## RECORD SET:

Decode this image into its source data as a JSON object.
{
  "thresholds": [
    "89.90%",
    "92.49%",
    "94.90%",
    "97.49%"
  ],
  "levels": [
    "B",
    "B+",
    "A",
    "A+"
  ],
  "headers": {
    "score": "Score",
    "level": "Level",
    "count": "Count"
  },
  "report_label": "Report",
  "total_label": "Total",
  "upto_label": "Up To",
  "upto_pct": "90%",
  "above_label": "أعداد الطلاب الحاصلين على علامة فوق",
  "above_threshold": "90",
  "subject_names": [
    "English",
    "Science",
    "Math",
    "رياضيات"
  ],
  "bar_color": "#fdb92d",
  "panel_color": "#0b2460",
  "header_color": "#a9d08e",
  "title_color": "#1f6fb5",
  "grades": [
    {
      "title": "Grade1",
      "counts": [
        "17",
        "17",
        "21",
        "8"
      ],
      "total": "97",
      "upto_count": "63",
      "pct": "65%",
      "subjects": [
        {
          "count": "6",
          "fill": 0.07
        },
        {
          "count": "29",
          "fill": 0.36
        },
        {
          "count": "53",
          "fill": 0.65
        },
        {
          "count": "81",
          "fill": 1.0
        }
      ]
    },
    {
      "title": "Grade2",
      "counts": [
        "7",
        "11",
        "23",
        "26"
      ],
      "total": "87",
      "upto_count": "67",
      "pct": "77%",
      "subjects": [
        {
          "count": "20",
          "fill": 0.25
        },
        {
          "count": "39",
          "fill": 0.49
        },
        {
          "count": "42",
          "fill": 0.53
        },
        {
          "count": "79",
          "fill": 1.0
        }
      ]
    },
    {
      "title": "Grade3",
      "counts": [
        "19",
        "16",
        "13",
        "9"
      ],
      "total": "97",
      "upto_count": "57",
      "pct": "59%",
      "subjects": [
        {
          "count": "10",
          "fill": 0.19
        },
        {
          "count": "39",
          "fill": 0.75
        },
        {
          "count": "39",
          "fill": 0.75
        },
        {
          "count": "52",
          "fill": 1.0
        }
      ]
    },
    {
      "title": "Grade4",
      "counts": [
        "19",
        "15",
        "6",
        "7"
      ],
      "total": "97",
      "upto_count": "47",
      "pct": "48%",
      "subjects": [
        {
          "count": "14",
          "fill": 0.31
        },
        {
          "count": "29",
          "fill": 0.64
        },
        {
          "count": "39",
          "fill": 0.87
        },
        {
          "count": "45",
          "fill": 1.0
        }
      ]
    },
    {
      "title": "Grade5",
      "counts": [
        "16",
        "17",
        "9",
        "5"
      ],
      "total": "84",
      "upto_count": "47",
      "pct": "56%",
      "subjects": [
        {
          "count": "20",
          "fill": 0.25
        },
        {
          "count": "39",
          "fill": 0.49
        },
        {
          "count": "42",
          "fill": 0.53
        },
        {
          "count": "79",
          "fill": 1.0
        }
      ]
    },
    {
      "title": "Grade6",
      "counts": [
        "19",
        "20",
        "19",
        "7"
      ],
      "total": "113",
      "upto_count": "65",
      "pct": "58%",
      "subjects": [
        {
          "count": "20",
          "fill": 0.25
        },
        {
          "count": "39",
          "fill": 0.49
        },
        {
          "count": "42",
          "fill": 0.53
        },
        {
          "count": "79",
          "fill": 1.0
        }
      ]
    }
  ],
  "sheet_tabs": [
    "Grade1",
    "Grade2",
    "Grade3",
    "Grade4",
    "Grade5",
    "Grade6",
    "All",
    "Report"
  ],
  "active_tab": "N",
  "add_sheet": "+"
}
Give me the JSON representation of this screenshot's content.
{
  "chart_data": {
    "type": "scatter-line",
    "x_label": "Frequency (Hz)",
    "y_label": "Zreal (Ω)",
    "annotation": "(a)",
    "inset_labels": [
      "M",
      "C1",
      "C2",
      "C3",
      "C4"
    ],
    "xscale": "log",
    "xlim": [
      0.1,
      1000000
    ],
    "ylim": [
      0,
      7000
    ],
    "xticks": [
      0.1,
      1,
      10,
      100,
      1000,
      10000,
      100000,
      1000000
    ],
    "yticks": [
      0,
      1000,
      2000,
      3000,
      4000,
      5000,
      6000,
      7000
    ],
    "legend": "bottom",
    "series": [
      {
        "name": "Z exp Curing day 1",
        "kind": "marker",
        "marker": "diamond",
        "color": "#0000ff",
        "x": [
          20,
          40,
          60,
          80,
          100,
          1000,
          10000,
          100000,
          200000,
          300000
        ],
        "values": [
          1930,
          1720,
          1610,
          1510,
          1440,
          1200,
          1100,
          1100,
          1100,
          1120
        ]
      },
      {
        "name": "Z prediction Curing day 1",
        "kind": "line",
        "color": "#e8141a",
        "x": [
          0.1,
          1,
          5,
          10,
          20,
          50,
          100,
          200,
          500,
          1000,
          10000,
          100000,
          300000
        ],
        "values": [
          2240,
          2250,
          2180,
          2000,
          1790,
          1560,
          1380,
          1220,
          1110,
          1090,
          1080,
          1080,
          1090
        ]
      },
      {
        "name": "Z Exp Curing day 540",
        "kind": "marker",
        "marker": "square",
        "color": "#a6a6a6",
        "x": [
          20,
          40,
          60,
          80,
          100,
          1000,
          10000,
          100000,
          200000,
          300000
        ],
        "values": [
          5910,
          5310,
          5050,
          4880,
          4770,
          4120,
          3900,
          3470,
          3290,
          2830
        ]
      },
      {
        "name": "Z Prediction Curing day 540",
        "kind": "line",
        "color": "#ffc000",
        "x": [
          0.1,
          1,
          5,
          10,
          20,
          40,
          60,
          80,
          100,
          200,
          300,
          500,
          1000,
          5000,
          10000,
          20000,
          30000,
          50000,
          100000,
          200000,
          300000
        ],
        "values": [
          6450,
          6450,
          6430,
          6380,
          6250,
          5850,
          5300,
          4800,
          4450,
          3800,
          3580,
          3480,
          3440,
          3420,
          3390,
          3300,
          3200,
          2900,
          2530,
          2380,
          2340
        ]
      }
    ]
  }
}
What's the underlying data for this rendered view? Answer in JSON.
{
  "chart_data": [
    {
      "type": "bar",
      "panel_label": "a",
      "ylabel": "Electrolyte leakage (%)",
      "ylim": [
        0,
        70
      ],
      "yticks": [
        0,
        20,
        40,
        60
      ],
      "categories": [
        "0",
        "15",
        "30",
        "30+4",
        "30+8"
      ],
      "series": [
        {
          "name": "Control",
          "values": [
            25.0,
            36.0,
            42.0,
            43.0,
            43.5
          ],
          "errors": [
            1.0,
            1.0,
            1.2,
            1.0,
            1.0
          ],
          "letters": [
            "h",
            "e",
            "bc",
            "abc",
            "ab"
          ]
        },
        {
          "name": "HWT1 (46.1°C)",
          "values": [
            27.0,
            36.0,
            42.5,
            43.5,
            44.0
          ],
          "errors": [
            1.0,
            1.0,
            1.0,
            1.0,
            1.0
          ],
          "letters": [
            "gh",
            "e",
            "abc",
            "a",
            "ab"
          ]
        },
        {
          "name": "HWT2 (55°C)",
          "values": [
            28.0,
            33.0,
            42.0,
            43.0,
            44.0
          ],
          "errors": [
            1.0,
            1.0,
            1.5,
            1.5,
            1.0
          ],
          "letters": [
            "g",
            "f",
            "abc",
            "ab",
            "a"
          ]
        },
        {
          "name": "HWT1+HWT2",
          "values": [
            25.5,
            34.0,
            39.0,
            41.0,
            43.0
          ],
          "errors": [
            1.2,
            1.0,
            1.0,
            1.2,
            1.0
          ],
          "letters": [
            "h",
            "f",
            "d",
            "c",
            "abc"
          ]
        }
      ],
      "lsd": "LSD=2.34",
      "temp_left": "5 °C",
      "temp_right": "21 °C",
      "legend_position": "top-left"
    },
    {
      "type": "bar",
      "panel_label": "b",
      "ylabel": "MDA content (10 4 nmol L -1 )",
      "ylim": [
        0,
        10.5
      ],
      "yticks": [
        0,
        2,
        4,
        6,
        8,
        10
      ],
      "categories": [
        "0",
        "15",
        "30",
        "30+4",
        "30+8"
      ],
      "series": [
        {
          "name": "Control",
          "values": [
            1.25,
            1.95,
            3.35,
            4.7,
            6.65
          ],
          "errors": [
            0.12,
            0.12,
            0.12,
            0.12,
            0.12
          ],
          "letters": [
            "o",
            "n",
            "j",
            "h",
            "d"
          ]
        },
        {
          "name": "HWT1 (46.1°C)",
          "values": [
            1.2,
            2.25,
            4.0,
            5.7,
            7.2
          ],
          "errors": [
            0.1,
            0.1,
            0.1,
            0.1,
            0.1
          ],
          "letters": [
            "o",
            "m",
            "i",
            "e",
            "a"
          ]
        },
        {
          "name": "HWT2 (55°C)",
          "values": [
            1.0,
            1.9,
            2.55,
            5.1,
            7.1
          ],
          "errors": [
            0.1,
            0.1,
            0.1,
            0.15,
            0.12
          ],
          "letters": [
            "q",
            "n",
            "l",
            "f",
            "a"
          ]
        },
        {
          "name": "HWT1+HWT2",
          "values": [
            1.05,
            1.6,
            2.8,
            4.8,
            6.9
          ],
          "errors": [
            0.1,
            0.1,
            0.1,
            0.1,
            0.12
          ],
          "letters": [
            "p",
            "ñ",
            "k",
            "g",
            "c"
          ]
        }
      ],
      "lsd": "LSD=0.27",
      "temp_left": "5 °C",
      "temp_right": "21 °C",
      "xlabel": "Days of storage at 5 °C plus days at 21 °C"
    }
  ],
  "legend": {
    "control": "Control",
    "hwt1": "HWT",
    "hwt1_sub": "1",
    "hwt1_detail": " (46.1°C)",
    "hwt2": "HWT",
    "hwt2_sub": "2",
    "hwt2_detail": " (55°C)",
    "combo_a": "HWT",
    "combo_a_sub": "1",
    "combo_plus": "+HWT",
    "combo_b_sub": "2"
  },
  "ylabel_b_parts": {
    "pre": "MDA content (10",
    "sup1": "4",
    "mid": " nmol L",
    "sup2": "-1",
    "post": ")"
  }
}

## TO DO:
Track down all lines above with the string "this" and copy them.

## PROBLEM SOLUTION:
Decode this image into its source data as a JSON object.
Give me the JSON representation of this screenshot's content.
What's the underlying data for this rendered view? Answer in JSON.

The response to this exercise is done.